§ **Work to be completed**:
Copy out each line of the material below with no changes.

* * *

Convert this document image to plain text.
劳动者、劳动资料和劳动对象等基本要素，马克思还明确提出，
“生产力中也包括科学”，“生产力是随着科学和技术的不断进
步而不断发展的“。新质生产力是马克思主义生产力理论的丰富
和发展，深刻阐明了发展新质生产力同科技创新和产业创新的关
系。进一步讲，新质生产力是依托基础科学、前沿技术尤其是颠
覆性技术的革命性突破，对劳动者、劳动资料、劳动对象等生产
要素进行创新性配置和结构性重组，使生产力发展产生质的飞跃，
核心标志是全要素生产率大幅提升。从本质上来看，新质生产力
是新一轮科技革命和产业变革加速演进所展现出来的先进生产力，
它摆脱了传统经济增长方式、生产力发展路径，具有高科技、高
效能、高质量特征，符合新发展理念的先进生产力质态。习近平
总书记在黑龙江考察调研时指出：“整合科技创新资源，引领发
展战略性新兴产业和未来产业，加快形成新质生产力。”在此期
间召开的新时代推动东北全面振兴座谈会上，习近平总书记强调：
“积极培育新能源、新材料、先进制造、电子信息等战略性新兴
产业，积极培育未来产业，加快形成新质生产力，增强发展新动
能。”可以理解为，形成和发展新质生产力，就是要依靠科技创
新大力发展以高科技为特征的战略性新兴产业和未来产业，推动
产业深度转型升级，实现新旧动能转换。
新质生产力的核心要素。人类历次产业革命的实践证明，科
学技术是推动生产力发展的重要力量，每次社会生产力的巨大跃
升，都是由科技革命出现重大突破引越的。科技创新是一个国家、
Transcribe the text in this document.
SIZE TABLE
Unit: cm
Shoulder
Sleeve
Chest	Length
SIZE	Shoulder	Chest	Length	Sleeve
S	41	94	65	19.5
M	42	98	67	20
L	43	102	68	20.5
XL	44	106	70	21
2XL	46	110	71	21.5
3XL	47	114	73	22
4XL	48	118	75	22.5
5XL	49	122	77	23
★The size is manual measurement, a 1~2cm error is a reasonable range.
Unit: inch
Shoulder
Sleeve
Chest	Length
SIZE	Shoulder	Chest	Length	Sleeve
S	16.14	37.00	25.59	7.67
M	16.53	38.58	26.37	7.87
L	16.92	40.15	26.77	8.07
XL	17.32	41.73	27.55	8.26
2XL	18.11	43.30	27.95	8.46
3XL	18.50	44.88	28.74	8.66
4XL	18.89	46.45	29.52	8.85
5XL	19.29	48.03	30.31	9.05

* * *

§ **Written solution**:
Convert this document image to plain text.
劳动者、劳动资料和劳动对象等基本要素，马克思还明确提出，
“生产力中也包括科学”，“生产力是随着科学和技术的不断进
步而不断发展的“。新质生产力是马克思主义生产力理论的丰富
和发展，深刻阐明了发展新质生产力同科技创新和产业创新的关
系。进一步讲，新质生产力是依托基础科学、前沿技术尤其是颠
覆性技术的革命性突破，对劳动者、劳动资料、劳动对象等生产
要素进行创新性配置和结构性重组，使生产力发展产生质的飞跃，
核心标志是全要素生产率大幅提升。从本质上来看，新质生产力
是新一轮科技革命和产业变革加速演进所展现出来的先进生产力，
它摆脱了传统经济增长方式、生产力发展路径，具有高科技、高
效能、高质量特征，符合新发展理念的先进生产力质态。习近平
总书记在黑龙江考察调研时指出：“整合科技创新资源，引领发
展战略性新兴产业和未来产业，加快形成新质生产力。”在此期
间召开的新时代推动东北全面振兴座谈会上，习近平总书记强调：
“积极培育新能源、新材料、先进制造、电子信息等战略性新兴
产业，积极培育未来产业，加快形成新质生产力，增强发展新动
能。”可以理解为，形成和发展新质生产力，就是要依靠科技创
新大力发展以高科技为特征的战略性新兴产业和未来产业，推动
产业深度转型升级，实现新旧动能转换。
新质生产力的核心要素。人类历次产业革命的实践证明，科
学技术是推动生产力发展的重要力量，每次社会生产力的巨大跃
升，都是由科技革命出现重大突破引越的。科技创新是一个国家、
Transcribe the text in this document.
SIZE TABLE
Unit: cm
Shoulder
Sleeve
Chest	Length
SIZE	Shoulder	Chest	Length	Sleeve
S	41	94	65	19.5
M	42	98	67	20
L	43	102	68	20.5
XL	44	106	70	21
2XL	46	110	71	21.5
3XL	47	114	73	22
4XL	48	118	75	22.5
5XL	49	122	77	23
★The size is manual measurement, a 1~2cm error is a reasonable range.
Unit: inch
Shoulder
Sleeve
Chest	Length
SIZE	Shoulder	Chest	Length	Sleeve
S	16.14	37.00	25.59	7.67
M	16.53	38.58	26.37	7.87
L	16.92	40.15	26.77	8.07
XL	17.32	41.73	27.55	8.26
2XL	18.11	43.30	27.95	8.46
3XL	18.50	44.88	28.74	8.66
4XL	18.89	46.45	29.52	8.85
5XL	19.29	48.03	30.31	9.05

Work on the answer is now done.